**Aim of the exercise**
Omit the pictures and output every entry below exactly as written.

(Records from a collection of figures)
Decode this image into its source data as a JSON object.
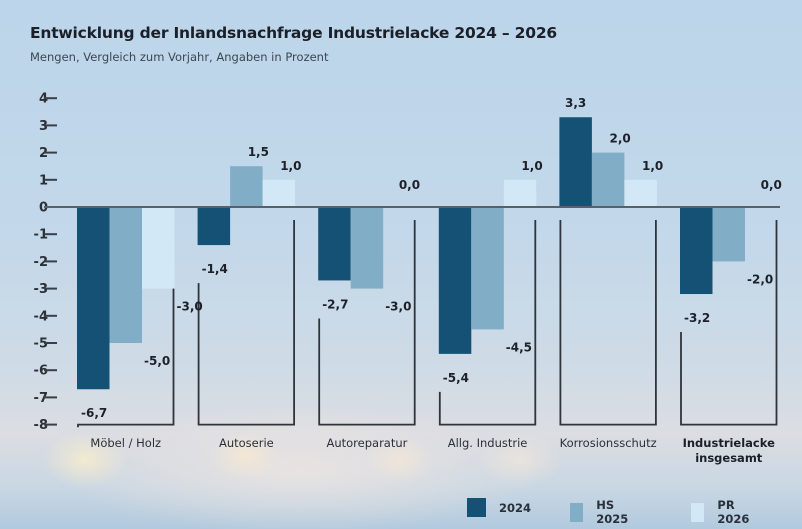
{
  "chart_data": {
    "type": "bar",
    "title": "Entwicklung der Inlandsnachfrage Industrielacke 2024 – 2026",
    "subtitle": "Mengen, Vergleich zum Vorjahr, Angaben in Prozent",
    "xlabel": "",
    "ylabel": "",
    "ylim": [
      -8,
      4
    ],
    "yticks": [
      4,
      3,
      2,
      1,
      0,
      -1,
      -2,
      -3,
      -4,
      -5,
      -6,
      -7,
      -8
    ],
    "ytick_labels": [
      "4",
      "3",
      "2",
      "1",
      "0",
      "-1",
      "-2",
      "-3",
      "-4",
      "-5",
      "-6",
      "-7",
      "-8"
    ],
    "categories": [
      "Möbel / Holz",
      "Autoserie",
      "Autoreparatur",
      "Allg. Industrie",
      "Korrosionsschutz",
      "Industrielacke insgesamt"
    ],
    "category_bold": [
      false,
      false,
      false,
      false,
      false,
      true
    ],
    "series": [
      {
        "name": "2024",
        "color": "#145174",
        "values": [
          -6.7,
          -1.4,
          -2.7,
          -5.4,
          3.3,
          -3.2
        ],
        "labels": [
          "-6,7",
          "-1,4",
          "-2,7",
          "-5,4",
          "3,3",
          "-3,2"
        ]
      },
      {
        "name": "HS 2025",
        "color": "#82adc7",
        "values": [
          -5.0,
          1.5,
          -3.0,
          -4.5,
          2.0,
          -2.0
        ],
        "labels": [
          "-5,0",
          "1,5",
          "-3,0",
          "-4,5",
          "2,0",
          "-2,0"
        ]
      },
      {
        "name": "PR 2026",
        "color": "#d2e8f6",
        "values": [
          -3.0,
          1.0,
          0.0,
          1.0,
          1.0,
          0.0
        ],
        "labels": [
          "-3,0",
          "1,0",
          "0,0",
          "1,0",
          "1,0",
          "0,0"
        ]
      }
    ],
    "grid": false,
    "legend_position": "bottom-right"
  },
  "header": {
    "title": "Entwicklung der Inlandsnachfrage Industrielacke 2024 – 2026",
    "subtitle": "Mengen, Vergleich zum Vorjahr, Angaben in Prozent"
  },
  "legend": [
    {
      "label": "2024",
      "color": "#145174"
    },
    {
      "label": "HS 2025",
      "color": "#82adc7"
    },
    {
      "label": "PR 2026",
      "color": "#d2e8f6"
    }
  ]
}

**Result for this exercise**
Decode this image into its source data as a JSON object.
{
  "chart_data": {
    "type": "bar",
    "title": "Entwicklung der Inlandsnachfrage Industrielacke 2024 – 2026",
    "subtitle": "Mengen, Vergleich zum Vorjahr, Angaben in Prozent",
    "xlabel": "",
    "ylabel": "",
    "ylim": [
      -8,
      4
    ],
    "yticks": [
      4,
      3,
      2,
      1,
      0,
      -1,
      -2,
      -3,
      -4,
      -5,
      -6,
      -7,
      -8
    ],
    "ytick_labels": [
      "4",
      "3",
      "2",
      "1",
      "0",
      "-1",
      "-2",
      "-3",
      "-4",
      "-5",
      "-6",
      "-7",
      "-8"
    ],
    "categories": [
      "Möbel / Holz",
      "Autoserie",
      "Autoreparatur",
      "Allg. Industrie",
      "Korrosionsschutz",
      "Industrielacke insgesamt"
    ],
    "category_bold": [
      false,
      false,
      false,
      false,
      false,
      true
    ],
    "series": [
      {
        "name": "2024",
        "color": "#145174",
        "values": [
          -6.7,
          -1.4,
          -2.7,
          -5.4,
          3.3,
          -3.2
        ],
        "labels": [
          "-6,7",
          "-1,4",
          "-2,7",
          "-5,4",
          "3,3",
          "-3,2"
        ]
      },
      {
        "name": "HS 2025",
        "color": "#82adc7",
        "values": [
          -5.0,
          1.5,
          -3.0,
          -4.5,
          2.0,
          -2.0
        ],
        "labels": [
          "-5,0",
          "1,5",
          "-3,0",
          "-4,5",
          "2,0",
          "-2,0"
        ]
      },
      {
        "name": "PR 2026",
        "color": "#d2e8f6",
        "values": [
          -3.0,
          1.0,
          0.0,
          1.0,
          1.0,
          0.0
        ],
        "labels": [
          "-3,0",
          "1,0",
          "0,0",
          "1,0",
          "1,0",
          "0,0"
        ]
      }
    ],
    "grid": false,
    "legend_position": "bottom-right"
  },
  "header": {
    "title": "Entwicklung der Inlandsnachfrage Industrielacke 2024 – 2026",
    "subtitle": "Mengen, Vergleich zum Vorjahr, Angaben in Prozent"
  },
  "legend": [
    {
      "label": "2024",
      "color": "#145174"
    },
    {
      "label": "HS 2025",
      "color": "#82adc7"
    },
    {
      "label": "PR 2026",
      "color": "#d2e8f6"
    }
  ]
}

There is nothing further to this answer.